Scan the data below for the string "système". Show every line where it turns up.

Raw data.
========================================================================

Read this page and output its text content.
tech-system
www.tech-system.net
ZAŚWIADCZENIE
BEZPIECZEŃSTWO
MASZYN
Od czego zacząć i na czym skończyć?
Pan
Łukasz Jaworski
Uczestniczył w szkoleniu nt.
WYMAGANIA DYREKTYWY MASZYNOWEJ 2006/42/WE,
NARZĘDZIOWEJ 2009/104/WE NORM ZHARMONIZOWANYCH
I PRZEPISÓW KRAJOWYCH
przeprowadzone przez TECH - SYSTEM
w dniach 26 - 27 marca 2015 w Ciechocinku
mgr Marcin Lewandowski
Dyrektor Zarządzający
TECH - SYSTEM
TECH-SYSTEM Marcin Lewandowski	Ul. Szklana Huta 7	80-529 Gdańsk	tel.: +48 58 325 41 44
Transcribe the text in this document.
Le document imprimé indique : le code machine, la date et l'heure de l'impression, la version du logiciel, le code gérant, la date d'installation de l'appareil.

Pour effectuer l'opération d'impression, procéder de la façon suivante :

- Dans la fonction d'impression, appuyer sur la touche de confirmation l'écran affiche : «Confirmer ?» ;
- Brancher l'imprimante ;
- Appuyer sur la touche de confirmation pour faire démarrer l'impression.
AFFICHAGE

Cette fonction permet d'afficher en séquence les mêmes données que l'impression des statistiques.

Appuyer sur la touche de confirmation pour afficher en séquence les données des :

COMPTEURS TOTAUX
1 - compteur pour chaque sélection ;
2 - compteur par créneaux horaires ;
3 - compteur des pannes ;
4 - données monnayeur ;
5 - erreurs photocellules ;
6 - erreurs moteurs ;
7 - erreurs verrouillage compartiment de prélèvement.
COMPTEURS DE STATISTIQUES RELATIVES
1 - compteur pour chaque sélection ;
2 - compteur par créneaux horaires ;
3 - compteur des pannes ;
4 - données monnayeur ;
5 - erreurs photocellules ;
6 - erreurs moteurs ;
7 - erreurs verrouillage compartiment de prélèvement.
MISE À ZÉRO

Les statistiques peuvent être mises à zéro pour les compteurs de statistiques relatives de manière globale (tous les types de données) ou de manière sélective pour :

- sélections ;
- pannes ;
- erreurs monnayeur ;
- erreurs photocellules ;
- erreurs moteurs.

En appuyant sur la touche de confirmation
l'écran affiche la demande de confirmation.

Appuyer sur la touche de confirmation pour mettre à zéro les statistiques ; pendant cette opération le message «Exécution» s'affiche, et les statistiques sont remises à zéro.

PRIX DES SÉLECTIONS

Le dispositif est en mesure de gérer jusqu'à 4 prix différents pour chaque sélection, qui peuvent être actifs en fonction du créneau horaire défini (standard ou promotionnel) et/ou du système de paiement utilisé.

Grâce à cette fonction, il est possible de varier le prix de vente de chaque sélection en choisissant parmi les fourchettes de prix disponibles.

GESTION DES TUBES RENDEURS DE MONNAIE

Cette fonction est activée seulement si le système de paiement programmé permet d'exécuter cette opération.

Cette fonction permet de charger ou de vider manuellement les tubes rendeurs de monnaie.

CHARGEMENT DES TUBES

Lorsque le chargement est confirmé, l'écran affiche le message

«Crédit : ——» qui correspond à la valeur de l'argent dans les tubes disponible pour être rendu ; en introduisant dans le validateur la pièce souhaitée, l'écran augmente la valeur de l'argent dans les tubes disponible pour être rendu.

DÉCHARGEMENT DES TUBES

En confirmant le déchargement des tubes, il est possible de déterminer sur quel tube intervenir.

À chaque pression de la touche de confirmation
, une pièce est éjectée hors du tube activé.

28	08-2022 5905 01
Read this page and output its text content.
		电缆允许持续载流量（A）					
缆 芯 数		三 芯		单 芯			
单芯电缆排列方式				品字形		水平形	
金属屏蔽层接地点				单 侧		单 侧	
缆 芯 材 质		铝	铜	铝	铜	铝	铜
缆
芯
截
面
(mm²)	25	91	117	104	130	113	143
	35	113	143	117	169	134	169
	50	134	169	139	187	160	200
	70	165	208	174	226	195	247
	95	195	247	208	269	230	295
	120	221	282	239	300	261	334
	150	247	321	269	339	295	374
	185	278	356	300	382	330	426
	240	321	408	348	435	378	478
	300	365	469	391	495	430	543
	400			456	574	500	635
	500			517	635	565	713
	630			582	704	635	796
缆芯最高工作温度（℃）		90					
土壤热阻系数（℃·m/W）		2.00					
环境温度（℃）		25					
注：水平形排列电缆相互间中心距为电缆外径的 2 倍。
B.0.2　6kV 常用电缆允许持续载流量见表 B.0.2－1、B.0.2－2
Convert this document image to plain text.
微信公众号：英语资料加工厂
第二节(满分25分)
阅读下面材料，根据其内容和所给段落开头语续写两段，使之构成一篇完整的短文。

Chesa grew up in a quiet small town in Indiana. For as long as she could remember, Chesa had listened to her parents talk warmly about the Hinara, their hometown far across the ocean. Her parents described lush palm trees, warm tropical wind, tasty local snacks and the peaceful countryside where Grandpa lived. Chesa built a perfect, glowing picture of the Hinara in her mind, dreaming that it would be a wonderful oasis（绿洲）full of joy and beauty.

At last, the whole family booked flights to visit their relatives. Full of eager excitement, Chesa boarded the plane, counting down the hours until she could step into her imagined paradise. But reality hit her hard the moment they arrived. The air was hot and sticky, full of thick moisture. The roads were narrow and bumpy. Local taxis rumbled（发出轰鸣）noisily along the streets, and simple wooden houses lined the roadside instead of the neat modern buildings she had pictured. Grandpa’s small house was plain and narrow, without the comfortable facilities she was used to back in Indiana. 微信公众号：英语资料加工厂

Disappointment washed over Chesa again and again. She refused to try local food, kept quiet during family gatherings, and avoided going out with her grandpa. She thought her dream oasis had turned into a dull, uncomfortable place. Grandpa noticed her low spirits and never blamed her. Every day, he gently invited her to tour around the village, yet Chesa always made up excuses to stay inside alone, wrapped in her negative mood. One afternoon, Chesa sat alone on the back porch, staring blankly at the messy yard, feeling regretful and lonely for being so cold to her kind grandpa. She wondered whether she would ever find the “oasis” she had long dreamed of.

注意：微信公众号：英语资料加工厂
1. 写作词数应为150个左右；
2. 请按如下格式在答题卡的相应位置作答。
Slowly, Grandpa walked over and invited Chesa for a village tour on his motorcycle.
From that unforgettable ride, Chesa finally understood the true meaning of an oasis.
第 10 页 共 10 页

========================================================================

Exercise solution.
Le dispositif est en mesure de gérer jusqu'à 4 prix différents pour chaque sélection, qui peuvent être actifs en fonction du créneau horaire défini (standard ou promotionnel) et/ou du système de paiement utilisé.
Cette fonction est activée seulement si le système de paiement programmé permet d'exécuter cette opération.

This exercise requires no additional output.